"""

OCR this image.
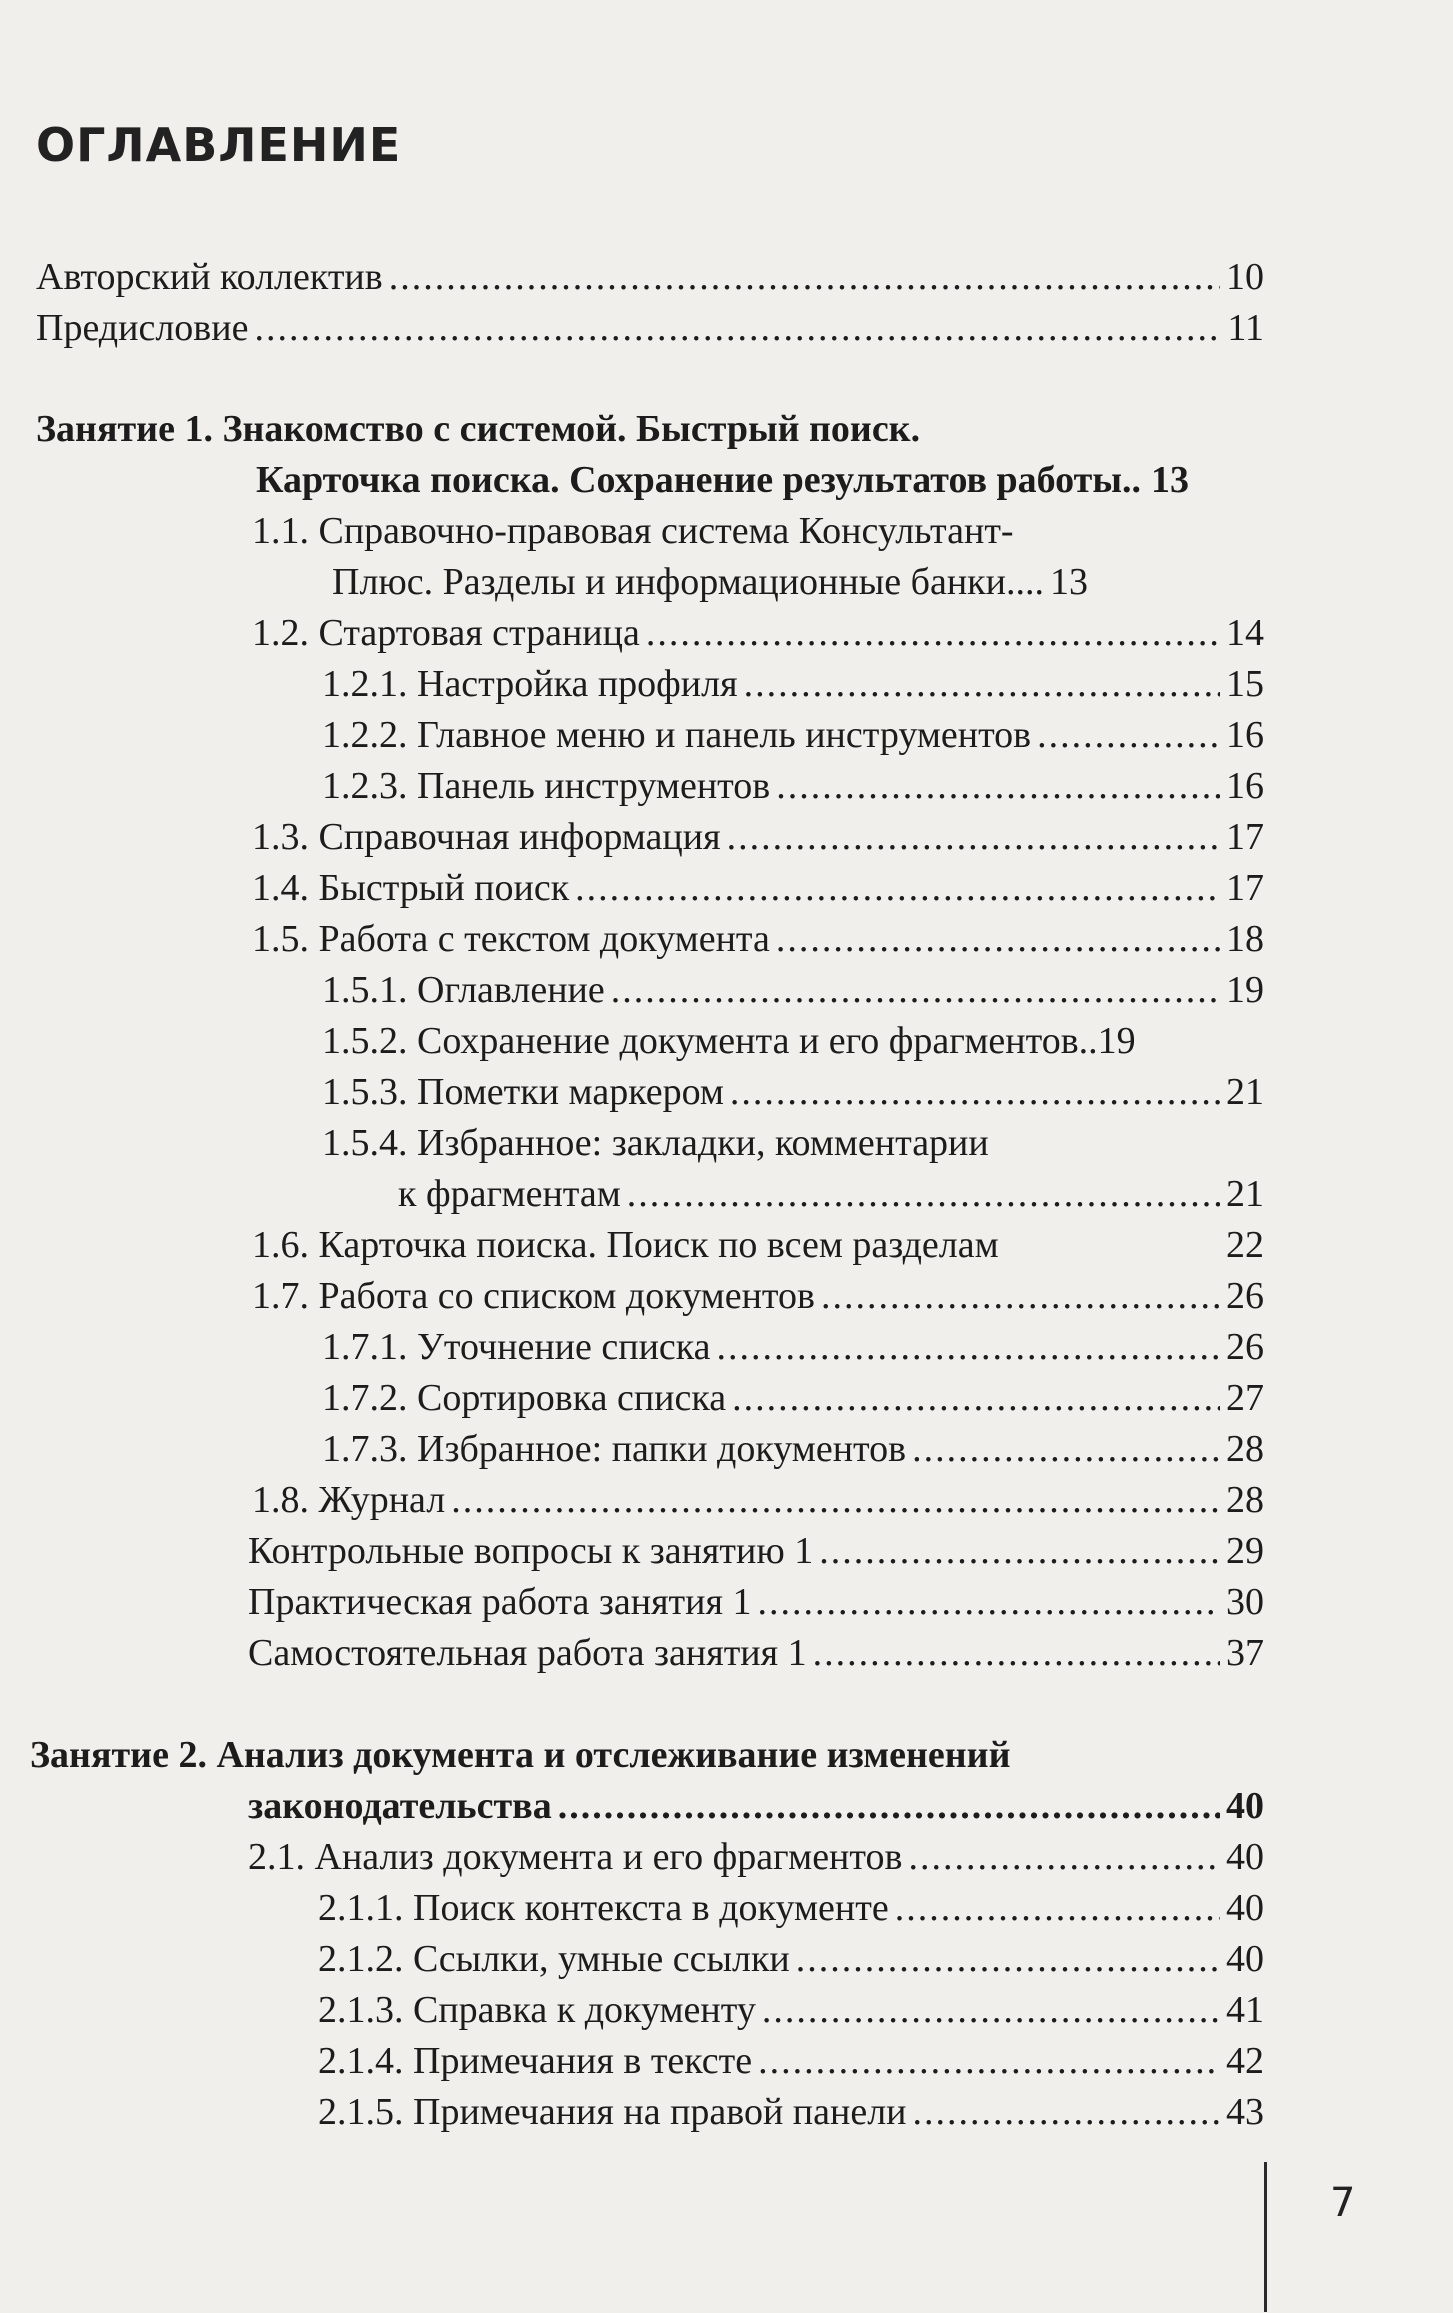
ОГЛАВЛЕНИЕ
Авторский коллектив .....	10
Предисловие .....	11
Занятие 1. Знакомство с системой. Быстрый поиск.
Карточка поиска. Сохранение результатов работы.. 13
1.1. Справочно-правовая система Консультант-
Плюс. Разделы и информационные банки.... 13
1.2. Стартовая страница .....	14
1.2.1. Настройка профиля .....	15
1.2.2. Главное меню и панель инструментов .....	16
1.2.3. Панель инструментов .....	16
1.3. Справочная информация .....	17
1.4. Быстрый поиск .....	17
1.5. Работа с текстом документа .....	18
1.5.1. Оглавление .....	19
1.5.2. Сохранение документа и его фрагментов.. 19
1.5.3. Пометки маркером .....	21
1.5.4. Избранное: закладки, комментарии
к фрагментам .....	21
1.6. Карточка поиска. Поиск по всем разделам	22
1.7. Работа со списком документов .....	26
1.7.1. Уточнение списка .....	26
1.7.2. Сортировка списка .....	27
1.7.3. Избранное: папки документов .....	28
1.8. Журнал .....	28
Контрольные вопросы к занятию 1 .....	29
Практическая работа занятия 1 .....	30
Самостоятельная работа занятия 1 .....	37
Занятие 2. Анализ документа и отслеживание изменений
законодательства .....	40
2.1. Анализ документа и его фрагментов .....	40
2.1.1. Поиск контекста в документе .....	40
2.1.2. Ссылки, умные ссылки .....	40
2.1.3. Справка к документу .....	41
2.1.4. Примечания в тексте .....	42
2.1.5. Примечания на правой панели .....	43
7
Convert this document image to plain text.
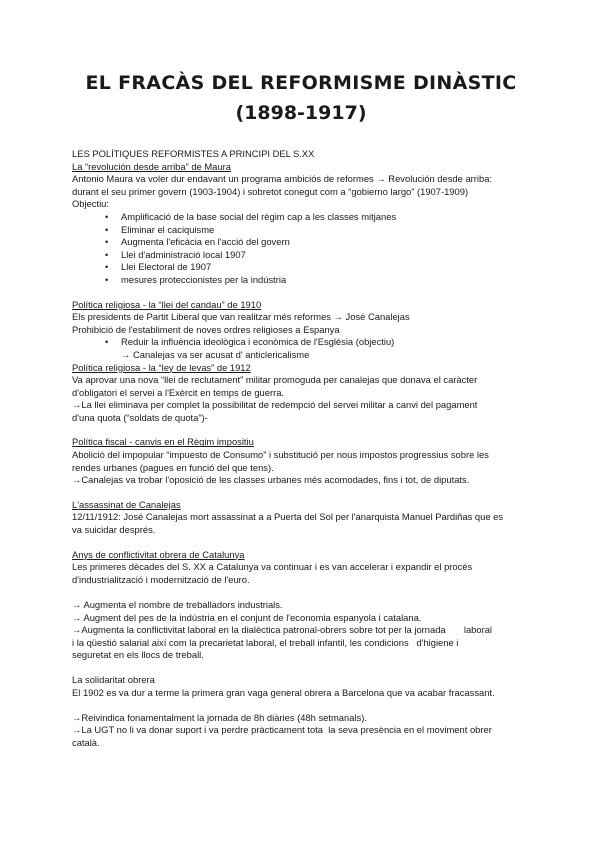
EL FRACÀS DEL REFORMISME DINÀSTIC
(1898-1917)

LES POLÍTIQUES REFORMISTES A PRINCIPI DEL S.XX

La “revolución desde arriba” de Maura

Antonio Maura va voler dur endavant un programa ambiciós de reformes → Revolución desde arriba:

durant el seu primer govern (1903-1904) i sobretot conegut com a “gobierno largo” (1907-1909)

Objectiu:

• Amplificació de la base social del règim cap a les classes mitjanes
• Eliminar el caciquisme
• Augmenta l'eficàcia en l'acció del govern
• Llei d'administració local 1907
• Llei Electoral de 1907
• mesures proteccionistes per la indústria

Política religiosa - la “llei del candau” de 1910

Els presidents de Partit Liberal que van realitzar més reformes → José Canalejas

Prohibició de l'establiment de noves ordres religioses a Espanya

• Reduir la influència ideològica i econòmica de l'Església (objectiu)
→ Canalejas va ser acusat d' anticlericalisme

Política religiosa - la “ley de levas” de 1912

Va aprovar una nova “llei de reclutament” militar promoguda per canalejas que donava el caràcter

d'obligatori el servei a l'Exèrcit en temps de guerra.

→La llei eliminava per complet la possibilitat de redempció del servei militar a canvi del pagament

d'una quota (“soldats de quota”)-

Política fiscal - canvis en el Règim impositiu

Abolició del impopular “impuesto de Consumo” i substitució per nous impostos progressius sobre les

rendes urbanes (pagues en funció del que tens).

→Canalejas va trobar l'oposició de les classes urbanes més acomodades, fins i tot, de diputats.

L'assassinat de Canalejas

12/11/1912: José Canalejas mort assassinat a a Puerta del Sol per l'anarquista Manuel Pardiñas que es

va suicidar després.

Anys de conflictivitat obrera de Catalunya

Les primeres dècades del S. XX a Catalunya va continuar i es van accelerar i expandir el procés

d'industrialització i modernització de l'euro.

→ Augmenta el nombre de treballadors industrials.

→ Augment del pes de la indústria en el conjunt de l'economia espanyola i catalana.

→Augmenta la conflictivitat laboral en la dialèctica patronal-obrers sobre tot per la jornada       laboral

i la qüestió salarial així com la precarietat laboral, el treball infantil, les condicions   d'higiene i

seguretat en els llocs de treball.

La solidaritat obrera

El 1902 es va dur a terme la primera gran vaga general obrera a Barcelona que va acabar fracassant.

→Reivindica fonamentalment la jornada de 8h diàries (48h setmanals).

→La UGT no li va donar suport i va perdre pràcticament tota  la seva presència en el moviment obrer

català.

"""

In the entries above, find lines with "desde" and copy each.

La “revolución desde arriba” de Maura
Antonio Maura va voler dur endavant un programa ambiciós de reformes → Revolución desde arriba:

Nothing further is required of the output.